→ What to produce: Copy every line of the listing that holds the string "content".

Records from a data collection
— BEGIN —

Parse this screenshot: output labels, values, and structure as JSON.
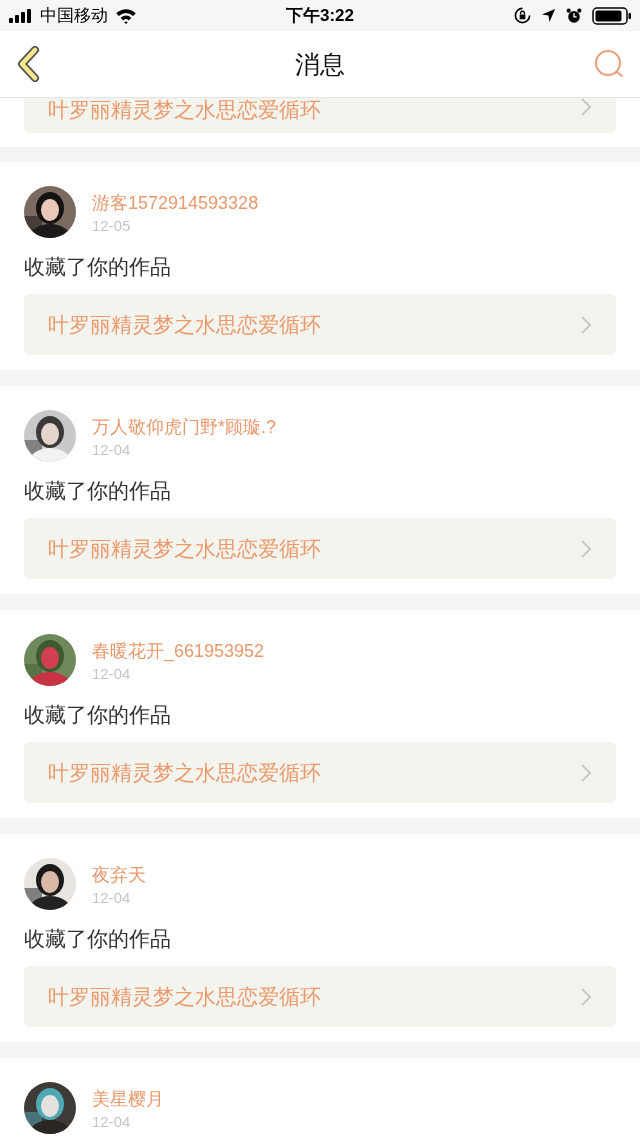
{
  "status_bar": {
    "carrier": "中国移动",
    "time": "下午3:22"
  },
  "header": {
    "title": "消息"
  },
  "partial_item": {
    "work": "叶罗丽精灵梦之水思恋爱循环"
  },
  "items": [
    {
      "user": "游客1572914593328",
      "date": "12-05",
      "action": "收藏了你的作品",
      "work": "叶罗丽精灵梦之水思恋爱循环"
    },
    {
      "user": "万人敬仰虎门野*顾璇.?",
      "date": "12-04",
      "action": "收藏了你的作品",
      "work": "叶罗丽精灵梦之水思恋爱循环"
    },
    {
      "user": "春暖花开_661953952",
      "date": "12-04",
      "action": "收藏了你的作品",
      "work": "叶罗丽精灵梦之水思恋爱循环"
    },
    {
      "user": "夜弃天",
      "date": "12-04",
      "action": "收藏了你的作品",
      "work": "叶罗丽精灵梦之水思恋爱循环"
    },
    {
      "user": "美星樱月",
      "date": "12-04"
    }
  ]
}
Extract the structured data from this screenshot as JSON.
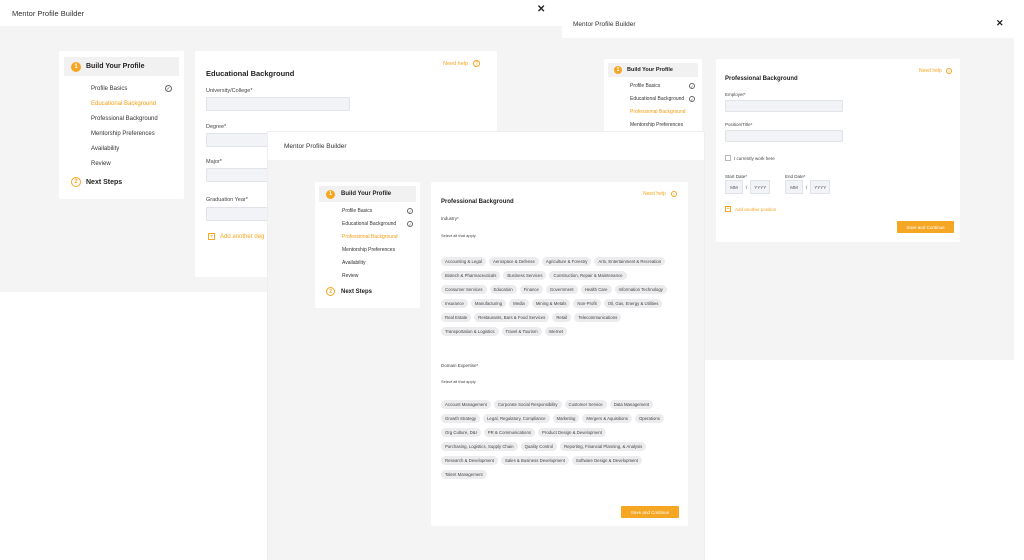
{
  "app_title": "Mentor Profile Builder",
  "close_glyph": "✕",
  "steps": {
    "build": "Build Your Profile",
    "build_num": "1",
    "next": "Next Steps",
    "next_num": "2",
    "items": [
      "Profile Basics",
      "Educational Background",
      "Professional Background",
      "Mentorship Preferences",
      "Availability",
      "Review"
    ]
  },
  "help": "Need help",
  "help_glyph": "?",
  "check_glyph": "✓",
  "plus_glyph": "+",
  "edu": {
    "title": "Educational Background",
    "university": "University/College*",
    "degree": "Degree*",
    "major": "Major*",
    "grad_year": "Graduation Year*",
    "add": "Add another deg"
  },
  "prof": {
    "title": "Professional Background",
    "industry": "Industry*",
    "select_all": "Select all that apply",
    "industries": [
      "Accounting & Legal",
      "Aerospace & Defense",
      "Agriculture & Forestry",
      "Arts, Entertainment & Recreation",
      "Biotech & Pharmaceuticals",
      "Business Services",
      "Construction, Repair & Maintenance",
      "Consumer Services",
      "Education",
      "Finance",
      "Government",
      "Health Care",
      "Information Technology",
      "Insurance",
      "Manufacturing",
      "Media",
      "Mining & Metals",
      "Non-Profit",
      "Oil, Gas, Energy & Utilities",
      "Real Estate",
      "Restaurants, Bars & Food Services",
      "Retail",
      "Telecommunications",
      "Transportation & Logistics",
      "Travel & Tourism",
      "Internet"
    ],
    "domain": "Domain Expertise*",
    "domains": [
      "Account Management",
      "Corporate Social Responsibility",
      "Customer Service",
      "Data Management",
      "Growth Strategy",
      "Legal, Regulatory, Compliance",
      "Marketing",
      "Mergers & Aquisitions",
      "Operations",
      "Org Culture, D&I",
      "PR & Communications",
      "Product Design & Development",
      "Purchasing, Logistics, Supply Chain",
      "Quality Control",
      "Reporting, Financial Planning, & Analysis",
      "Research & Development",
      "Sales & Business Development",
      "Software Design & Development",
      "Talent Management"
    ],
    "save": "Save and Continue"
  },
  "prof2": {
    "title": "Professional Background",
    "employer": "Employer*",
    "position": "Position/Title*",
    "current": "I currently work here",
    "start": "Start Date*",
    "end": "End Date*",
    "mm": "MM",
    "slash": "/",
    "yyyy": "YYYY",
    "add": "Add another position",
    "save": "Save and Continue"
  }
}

— END —
— BEGIN —

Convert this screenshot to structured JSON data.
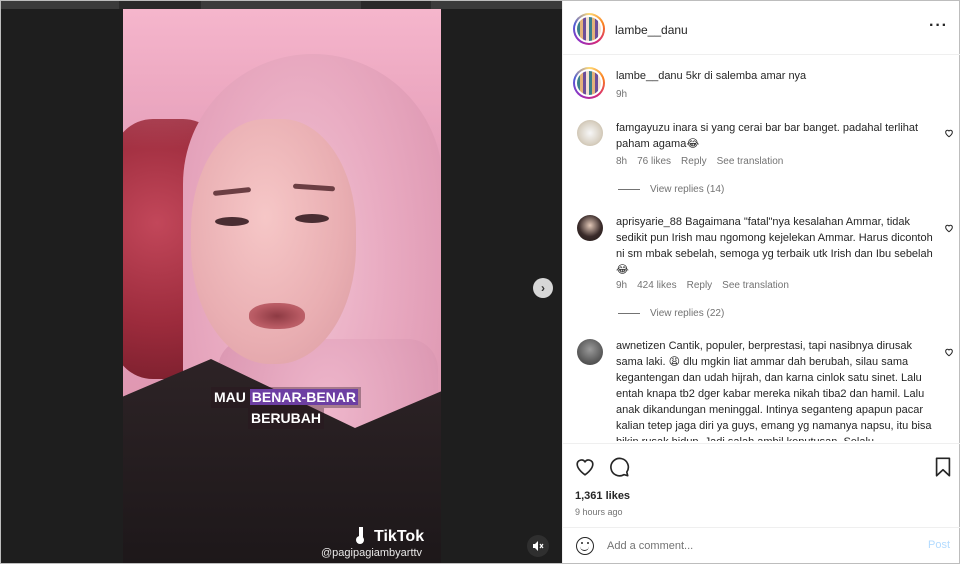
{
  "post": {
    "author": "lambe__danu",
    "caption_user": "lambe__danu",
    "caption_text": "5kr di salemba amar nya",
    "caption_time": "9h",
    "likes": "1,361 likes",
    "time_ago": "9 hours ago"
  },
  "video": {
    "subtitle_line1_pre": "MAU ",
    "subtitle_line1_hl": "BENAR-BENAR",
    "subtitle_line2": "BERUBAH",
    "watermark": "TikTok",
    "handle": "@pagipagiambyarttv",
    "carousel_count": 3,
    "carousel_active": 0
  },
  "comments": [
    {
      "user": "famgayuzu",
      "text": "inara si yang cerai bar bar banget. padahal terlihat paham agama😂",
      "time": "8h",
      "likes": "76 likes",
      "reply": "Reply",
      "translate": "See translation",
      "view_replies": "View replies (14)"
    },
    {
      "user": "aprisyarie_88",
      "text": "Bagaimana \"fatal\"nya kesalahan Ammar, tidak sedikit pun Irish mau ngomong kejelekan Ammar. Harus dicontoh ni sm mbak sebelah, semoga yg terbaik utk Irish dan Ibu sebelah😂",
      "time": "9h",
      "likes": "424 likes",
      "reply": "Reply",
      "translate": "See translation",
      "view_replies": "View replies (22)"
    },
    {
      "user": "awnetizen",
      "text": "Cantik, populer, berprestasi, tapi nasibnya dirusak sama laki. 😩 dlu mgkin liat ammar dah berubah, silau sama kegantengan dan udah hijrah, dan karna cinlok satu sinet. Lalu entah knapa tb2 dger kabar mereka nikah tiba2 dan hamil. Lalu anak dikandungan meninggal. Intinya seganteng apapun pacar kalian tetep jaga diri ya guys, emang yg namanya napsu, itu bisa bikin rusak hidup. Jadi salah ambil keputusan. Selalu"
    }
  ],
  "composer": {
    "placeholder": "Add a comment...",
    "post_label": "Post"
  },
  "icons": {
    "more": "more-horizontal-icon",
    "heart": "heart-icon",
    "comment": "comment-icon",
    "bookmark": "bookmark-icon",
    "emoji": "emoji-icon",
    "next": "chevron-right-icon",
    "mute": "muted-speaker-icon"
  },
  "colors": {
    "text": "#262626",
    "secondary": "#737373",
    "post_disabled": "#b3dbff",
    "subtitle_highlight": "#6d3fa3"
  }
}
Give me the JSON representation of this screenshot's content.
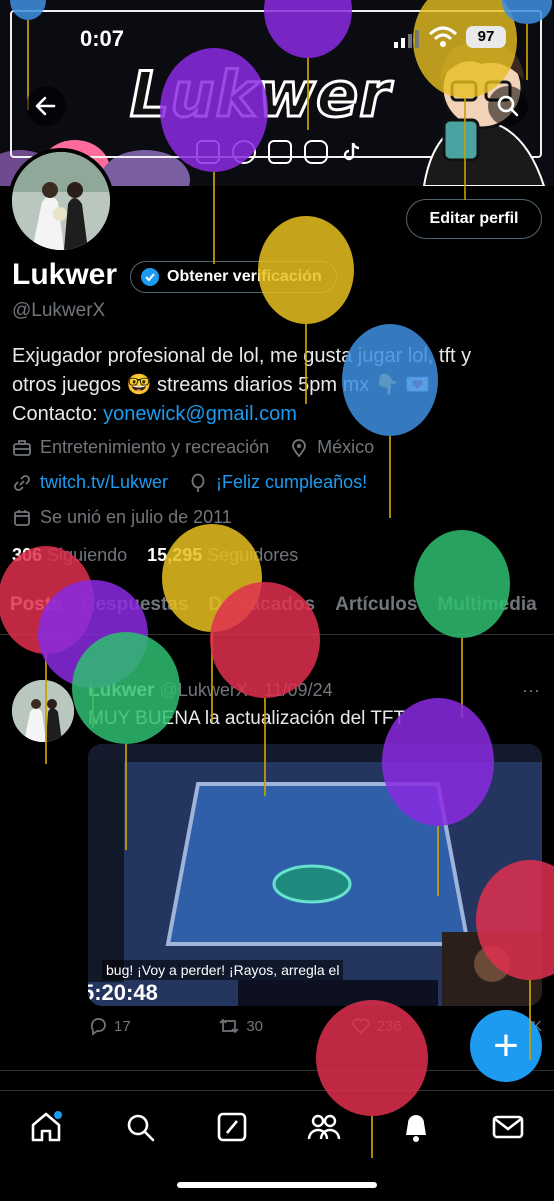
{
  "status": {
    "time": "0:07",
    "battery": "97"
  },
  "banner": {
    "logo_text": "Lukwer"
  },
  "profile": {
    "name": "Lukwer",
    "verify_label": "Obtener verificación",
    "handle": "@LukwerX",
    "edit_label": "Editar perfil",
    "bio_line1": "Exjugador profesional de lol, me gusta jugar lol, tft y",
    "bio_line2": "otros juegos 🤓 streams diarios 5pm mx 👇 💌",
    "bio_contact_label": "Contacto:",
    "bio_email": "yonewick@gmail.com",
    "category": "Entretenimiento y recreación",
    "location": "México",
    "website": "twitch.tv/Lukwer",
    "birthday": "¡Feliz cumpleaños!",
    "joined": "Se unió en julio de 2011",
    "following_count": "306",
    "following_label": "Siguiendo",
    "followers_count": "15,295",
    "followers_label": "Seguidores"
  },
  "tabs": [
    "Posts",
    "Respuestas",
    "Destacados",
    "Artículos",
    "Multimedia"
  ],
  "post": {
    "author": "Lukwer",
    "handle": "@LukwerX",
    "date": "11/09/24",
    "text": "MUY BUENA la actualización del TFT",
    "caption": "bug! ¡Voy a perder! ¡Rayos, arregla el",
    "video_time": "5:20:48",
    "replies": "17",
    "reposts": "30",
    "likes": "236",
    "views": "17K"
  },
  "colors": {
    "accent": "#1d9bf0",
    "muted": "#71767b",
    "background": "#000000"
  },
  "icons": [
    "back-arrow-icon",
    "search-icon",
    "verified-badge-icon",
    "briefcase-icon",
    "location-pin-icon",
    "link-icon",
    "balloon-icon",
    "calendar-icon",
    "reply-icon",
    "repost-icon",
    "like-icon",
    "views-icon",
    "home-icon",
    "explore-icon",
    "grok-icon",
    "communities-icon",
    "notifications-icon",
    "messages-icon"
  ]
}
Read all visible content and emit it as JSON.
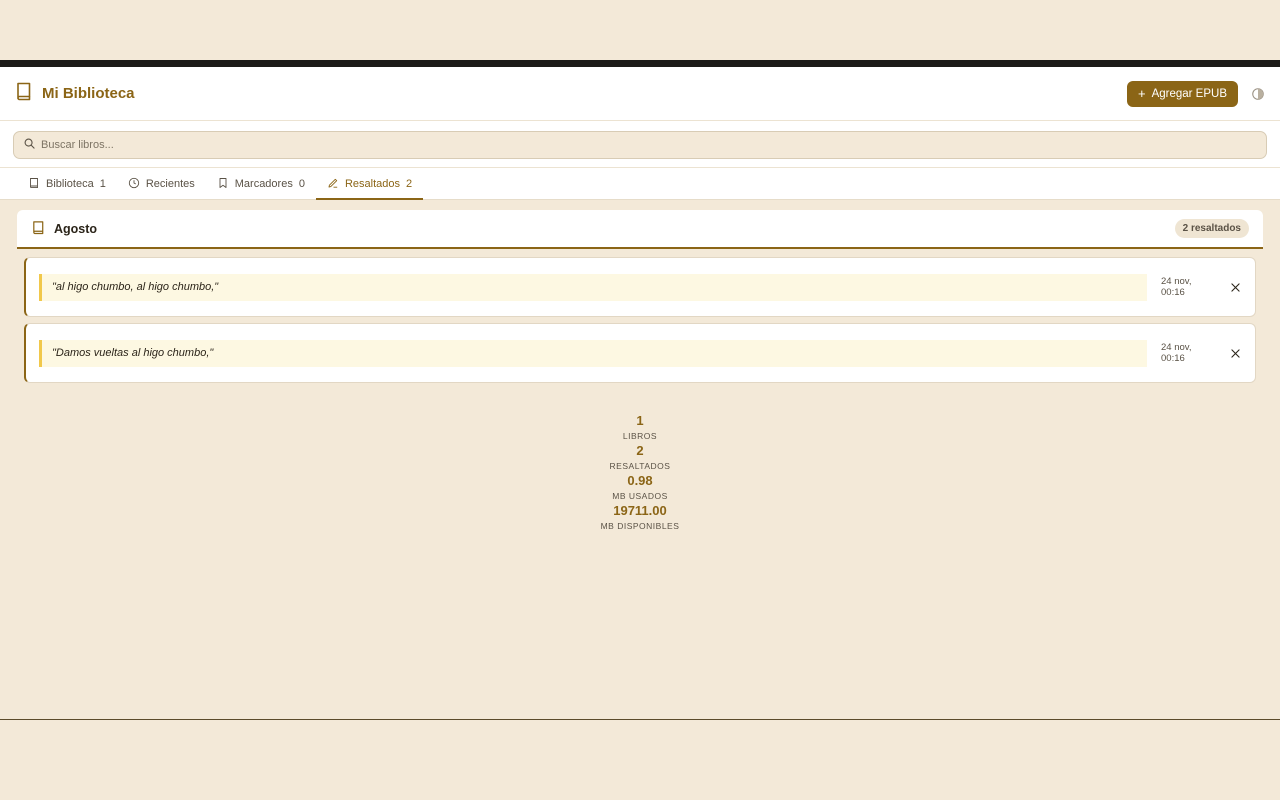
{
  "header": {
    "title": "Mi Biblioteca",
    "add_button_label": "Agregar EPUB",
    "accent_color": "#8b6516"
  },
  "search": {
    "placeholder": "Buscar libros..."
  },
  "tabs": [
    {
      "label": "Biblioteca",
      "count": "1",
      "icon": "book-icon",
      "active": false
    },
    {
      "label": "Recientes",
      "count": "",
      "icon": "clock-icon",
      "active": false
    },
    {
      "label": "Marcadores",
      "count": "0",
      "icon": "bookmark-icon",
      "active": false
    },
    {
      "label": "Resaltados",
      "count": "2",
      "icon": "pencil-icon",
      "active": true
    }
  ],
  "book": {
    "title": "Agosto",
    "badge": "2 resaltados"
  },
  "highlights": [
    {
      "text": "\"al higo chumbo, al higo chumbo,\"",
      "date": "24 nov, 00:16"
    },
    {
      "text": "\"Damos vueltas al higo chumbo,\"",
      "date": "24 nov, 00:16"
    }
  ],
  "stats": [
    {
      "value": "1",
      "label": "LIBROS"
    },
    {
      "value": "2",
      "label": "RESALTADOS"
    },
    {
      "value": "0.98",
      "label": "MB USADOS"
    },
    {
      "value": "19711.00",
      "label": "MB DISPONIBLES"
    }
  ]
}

— END —
— BEGIN —

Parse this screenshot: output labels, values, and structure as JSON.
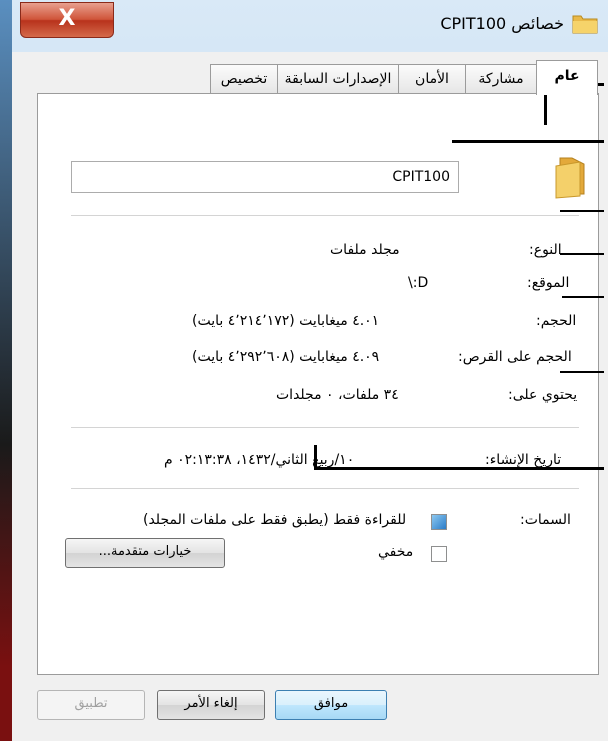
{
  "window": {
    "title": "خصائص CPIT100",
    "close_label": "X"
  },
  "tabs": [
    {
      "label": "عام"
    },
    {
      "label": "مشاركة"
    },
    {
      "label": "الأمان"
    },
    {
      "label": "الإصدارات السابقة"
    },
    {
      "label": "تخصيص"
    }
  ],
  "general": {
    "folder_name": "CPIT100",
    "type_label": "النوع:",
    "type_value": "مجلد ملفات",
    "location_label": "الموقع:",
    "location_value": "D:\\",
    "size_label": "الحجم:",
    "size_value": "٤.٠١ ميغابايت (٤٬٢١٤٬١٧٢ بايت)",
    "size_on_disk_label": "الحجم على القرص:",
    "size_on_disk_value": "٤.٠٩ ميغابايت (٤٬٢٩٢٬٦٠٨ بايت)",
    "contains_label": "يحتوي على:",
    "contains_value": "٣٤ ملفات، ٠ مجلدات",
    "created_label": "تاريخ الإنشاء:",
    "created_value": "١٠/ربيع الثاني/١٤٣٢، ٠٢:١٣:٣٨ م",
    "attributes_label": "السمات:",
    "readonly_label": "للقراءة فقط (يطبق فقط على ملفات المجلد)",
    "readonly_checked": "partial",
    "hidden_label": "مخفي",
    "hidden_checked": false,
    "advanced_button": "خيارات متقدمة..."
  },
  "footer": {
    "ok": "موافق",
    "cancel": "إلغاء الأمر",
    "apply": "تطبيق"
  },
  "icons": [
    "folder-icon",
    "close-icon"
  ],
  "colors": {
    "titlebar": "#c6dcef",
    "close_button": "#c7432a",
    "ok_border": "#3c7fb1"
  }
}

— END —

→ Written response:
Give me the JSON representation of this screenshot's content.
Read all visible content and emit it as JSON.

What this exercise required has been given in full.